= Dataset rows =
— start —

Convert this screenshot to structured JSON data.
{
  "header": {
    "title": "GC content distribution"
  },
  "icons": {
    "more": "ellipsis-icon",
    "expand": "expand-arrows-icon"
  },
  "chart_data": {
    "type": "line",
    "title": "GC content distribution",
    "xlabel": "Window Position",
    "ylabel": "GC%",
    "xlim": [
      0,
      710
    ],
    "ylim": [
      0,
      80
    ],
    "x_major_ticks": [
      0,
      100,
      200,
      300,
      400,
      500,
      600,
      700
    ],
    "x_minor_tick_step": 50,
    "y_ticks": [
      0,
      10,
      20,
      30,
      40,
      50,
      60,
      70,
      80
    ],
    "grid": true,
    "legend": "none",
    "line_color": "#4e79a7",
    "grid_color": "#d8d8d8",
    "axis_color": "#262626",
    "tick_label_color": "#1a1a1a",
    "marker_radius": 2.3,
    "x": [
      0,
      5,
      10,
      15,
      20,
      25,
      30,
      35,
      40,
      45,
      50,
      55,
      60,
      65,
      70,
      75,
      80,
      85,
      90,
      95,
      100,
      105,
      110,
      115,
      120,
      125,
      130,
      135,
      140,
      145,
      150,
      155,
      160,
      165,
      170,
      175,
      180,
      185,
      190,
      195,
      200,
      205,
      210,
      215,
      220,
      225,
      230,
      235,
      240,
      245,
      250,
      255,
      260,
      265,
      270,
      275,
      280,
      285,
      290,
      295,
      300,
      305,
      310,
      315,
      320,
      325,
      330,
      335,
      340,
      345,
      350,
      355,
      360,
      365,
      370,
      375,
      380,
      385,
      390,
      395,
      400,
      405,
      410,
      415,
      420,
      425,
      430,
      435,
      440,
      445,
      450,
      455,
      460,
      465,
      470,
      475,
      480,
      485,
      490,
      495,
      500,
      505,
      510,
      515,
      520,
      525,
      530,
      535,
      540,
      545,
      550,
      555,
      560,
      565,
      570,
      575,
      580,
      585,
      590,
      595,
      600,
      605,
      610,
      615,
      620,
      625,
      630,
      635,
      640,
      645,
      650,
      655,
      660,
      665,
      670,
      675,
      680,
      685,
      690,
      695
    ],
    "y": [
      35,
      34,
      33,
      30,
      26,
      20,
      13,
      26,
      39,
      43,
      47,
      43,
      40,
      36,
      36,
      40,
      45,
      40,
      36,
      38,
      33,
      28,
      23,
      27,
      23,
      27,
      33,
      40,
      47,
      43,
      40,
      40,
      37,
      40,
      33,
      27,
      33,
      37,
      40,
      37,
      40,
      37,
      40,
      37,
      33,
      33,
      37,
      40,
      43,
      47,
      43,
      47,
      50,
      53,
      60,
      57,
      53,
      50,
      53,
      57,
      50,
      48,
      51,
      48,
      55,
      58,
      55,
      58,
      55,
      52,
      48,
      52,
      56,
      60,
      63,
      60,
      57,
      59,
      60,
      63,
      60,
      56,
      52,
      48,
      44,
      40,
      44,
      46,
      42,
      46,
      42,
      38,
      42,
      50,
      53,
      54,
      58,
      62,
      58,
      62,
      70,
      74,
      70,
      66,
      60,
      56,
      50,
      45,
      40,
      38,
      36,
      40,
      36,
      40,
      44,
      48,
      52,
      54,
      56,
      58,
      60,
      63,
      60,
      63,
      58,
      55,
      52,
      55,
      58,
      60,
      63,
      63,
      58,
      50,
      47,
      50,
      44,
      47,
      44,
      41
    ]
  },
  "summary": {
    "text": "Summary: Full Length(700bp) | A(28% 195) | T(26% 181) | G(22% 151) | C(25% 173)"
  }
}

— end —

= Given problem =
Word for word, quote all of the data above.

= Written answer =
Convert this screenshot to structured JSON data.
{
  "header": {
    "title": "GC content distribution"
  },
  "icons": {
    "more": "ellipsis-icon",
    "expand": "expand-arrows-icon"
  },
  "chart_data": {
    "type": "line",
    "title": "GC content distribution",
    "xlabel": "Window Position",
    "ylabel": "GC%",
    "xlim": [
      0,
      710
    ],
    "ylim": [
      0,
      80
    ],
    "x_major_ticks": [
      0,
      100,
      200,
      300,
      400,
      500,
      600,
      700
    ],
    "x_minor_tick_step": 50,
    "y_ticks": [
      0,
      10,
      20,
      30,
      40,
      50,
      60,
      70,
      80
    ],
    "grid": true,
    "legend": "none",
    "line_color": "#4e79a7",
    "grid_color": "#d8d8d8",
    "axis_color": "#262626",
    "tick_label_color": "#1a1a1a",
    "marker_radius": 2.3,
    "x": [
      0,
      5,
      10,
      15,
      20,
      25,
      30,
      35,
      40,
      45,
      50,
      55,
      60,
      65,
      70,
      75,
      80,
      85,
      90,
      95,
      100,
      105,
      110,
      115,
      120,
      125,
      130,
      135,
      140,
      145,
      150,
      155,
      160,
      165,
      170,
      175,
      180,
      185,
      190,
      195,
      200,
      205,
      210,
      215,
      220,
      225,
      230,
      235,
      240,
      245,
      250,
      255,
      260,
      265,
      270,
      275,
      280,
      285,
      290,
      295,
      300,
      305,
      310,
      315,
      320,
      325,
      330,
      335,
      340,
      345,
      350,
      355,
      360,
      365,
      370,
      375,
      380,
      385,
      390,
      395,
      400,
      405,
      410,
      415,
      420,
      425,
      430,
      435,
      440,
      445,
      450,
      455,
      460,
      465,
      470,
      475,
      480,
      485,
      490,
      495,
      500,
      505,
      510,
      515,
      520,
      525,
      530,
      535,
      540,
      545,
      550,
      555,
      560,
      565,
      570,
      575,
      580,
      585,
      590,
      595,
      600,
      605,
      610,
      615,
      620,
      625,
      630,
      635,
      640,
      645,
      650,
      655,
      660,
      665,
      670,
      675,
      680,
      685,
      690,
      695
    ],
    "y": [
      35,
      34,
      33,
      30,
      26,
      20,
      13,
      26,
      39,
      43,
      47,
      43,
      40,
      36,
      36,
      40,
      45,
      40,
      36,
      38,
      33,
      28,
      23,
      27,
      23,
      27,
      33,
      40,
      47,
      43,
      40,
      40,
      37,
      40,
      33,
      27,
      33,
      37,
      40,
      37,
      40,
      37,
      40,
      37,
      33,
      33,
      37,
      40,
      43,
      47,
      43,
      47,
      50,
      53,
      60,
      57,
      53,
      50,
      53,
      57,
      50,
      48,
      51,
      48,
      55,
      58,
      55,
      58,
      55,
      52,
      48,
      52,
      56,
      60,
      63,
      60,
      57,
      59,
      60,
      63,
      60,
      56,
      52,
      48,
      44,
      40,
      44,
      46,
      42,
      46,
      42,
      38,
      42,
      50,
      53,
      54,
      58,
      62,
      58,
      62,
      70,
      74,
      70,
      66,
      60,
      56,
      50,
      45,
      40,
      38,
      36,
      40,
      36,
      40,
      44,
      48,
      52,
      54,
      56,
      58,
      60,
      63,
      60,
      63,
      58,
      55,
      52,
      55,
      58,
      60,
      63,
      63,
      58,
      50,
      47,
      50,
      44,
      47,
      44,
      41
    ]
  },
  "summary": {
    "text": "Summary: Full Length(700bp) | A(28% 195) | T(26% 181) | G(22% 151) | C(25% 173)"
  }
}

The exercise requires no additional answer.